## EXERCISE INPUT
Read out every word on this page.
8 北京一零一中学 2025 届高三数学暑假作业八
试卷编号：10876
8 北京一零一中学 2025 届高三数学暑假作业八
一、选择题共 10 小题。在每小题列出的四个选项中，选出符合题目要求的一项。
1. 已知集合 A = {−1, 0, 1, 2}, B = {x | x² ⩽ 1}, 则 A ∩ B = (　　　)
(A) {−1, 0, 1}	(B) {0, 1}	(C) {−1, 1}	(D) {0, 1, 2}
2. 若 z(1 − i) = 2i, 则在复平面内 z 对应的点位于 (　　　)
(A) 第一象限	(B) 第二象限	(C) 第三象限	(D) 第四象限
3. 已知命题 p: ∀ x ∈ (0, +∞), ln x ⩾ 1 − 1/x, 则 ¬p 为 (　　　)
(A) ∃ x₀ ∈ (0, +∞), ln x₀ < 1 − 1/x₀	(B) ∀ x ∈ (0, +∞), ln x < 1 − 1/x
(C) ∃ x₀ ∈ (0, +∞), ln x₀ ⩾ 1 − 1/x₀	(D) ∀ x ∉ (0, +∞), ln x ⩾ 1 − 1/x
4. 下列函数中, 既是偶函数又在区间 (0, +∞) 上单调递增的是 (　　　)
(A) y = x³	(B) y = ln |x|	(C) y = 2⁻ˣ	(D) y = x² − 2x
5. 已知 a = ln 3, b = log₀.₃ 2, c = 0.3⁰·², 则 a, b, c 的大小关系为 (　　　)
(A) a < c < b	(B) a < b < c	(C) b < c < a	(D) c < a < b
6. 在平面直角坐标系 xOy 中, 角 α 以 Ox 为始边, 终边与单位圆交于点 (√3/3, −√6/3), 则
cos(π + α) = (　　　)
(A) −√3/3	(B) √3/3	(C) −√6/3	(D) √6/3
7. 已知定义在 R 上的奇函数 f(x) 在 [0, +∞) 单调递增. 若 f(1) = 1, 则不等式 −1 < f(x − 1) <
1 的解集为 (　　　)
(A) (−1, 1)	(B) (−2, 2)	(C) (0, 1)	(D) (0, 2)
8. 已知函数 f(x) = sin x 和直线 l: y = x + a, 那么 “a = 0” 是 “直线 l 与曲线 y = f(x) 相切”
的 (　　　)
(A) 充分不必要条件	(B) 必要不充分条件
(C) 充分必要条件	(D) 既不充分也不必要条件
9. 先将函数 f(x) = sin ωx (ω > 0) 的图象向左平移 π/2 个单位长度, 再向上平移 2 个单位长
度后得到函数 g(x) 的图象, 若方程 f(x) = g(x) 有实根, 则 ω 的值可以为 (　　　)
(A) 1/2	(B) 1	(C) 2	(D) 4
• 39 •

## EXERCISE OBJECTIVE
Faithfully reproduce all of the records, character for character.

## WRITTEN RESPONSE
Read out every word on this page.
8 北京一零一中学 2025 届高三数学暑假作业八
试卷编号：10876
8 北京一零一中学 2025 届高三数学暑假作业八
一、选择题共 10 小题。在每小题列出的四个选项中，选出符合题目要求的一项。
1. 已知集合 A = {−1, 0, 1, 2}, B = {x | x² ⩽ 1}, 则 A ∩ B = (　　　)
(A) {−1, 0, 1}	(B) {0, 1}	(C) {−1, 1}	(D) {0, 1, 2}
2. 若 z(1 − i) = 2i, 则在复平面内 z 对应的点位于 (　　　)
(A) 第一象限	(B) 第二象限	(C) 第三象限	(D) 第四象限
3. 已知命题 p: ∀ x ∈ (0, +∞), ln x ⩾ 1 − 1/x, 则 ¬p 为 (　　　)
(A) ∃ x₀ ∈ (0, +∞), ln x₀ < 1 − 1/x₀	(B) ∀ x ∈ (0, +∞), ln x < 1 − 1/x
(C) ∃ x₀ ∈ (0, +∞), ln x₀ ⩾ 1 − 1/x₀	(D) ∀ x ∉ (0, +∞), ln x ⩾ 1 − 1/x
4. 下列函数中, 既是偶函数又在区间 (0, +∞) 上单调递增的是 (　　　)
(A) y = x³	(B) y = ln |x|	(C) y = 2⁻ˣ	(D) y = x² − 2x
5. 已知 a = ln 3, b = log₀.₃ 2, c = 0.3⁰·², 则 a, b, c 的大小关系为 (　　　)
(A) a < c < b	(B) a < b < c	(C) b < c < a	(D) c < a < b
6. 在平面直角坐标系 xOy 中, 角 α 以 Ox 为始边, 终边与单位圆交于点 (√3/3, −√6/3), 则
cos(π + α) = (　　　)
(A) −√3/3	(B) √3/3	(C) −√6/3	(D) √6/3
7. 已知定义在 R 上的奇函数 f(x) 在 [0, +∞) 单调递增. 若 f(1) = 1, 则不等式 −1 < f(x − 1) <
1 的解集为 (　　　)
(A) (−1, 1)	(B) (−2, 2)	(C) (0, 1)	(D) (0, 2)
8. 已知函数 f(x) = sin x 和直线 l: y = x + a, 那么 “a = 0” 是 “直线 l 与曲线 y = f(x) 相切”
的 (　　　)
(A) 充分不必要条件	(B) 必要不充分条件
(C) 充分必要条件	(D) 既不充分也不必要条件
9. 先将函数 f(x) = sin ωx (ω > 0) 的图象向左平移 π/2 个单位长度, 再向上平移 2 个单位长
度后得到函数 g(x) 的图象, 若方程 f(x) = g(x) 有实根, 则 ω 的值可以为 (　　　)
(A) 1/2	(B) 1	(C) 2	(D) 4
• 39 •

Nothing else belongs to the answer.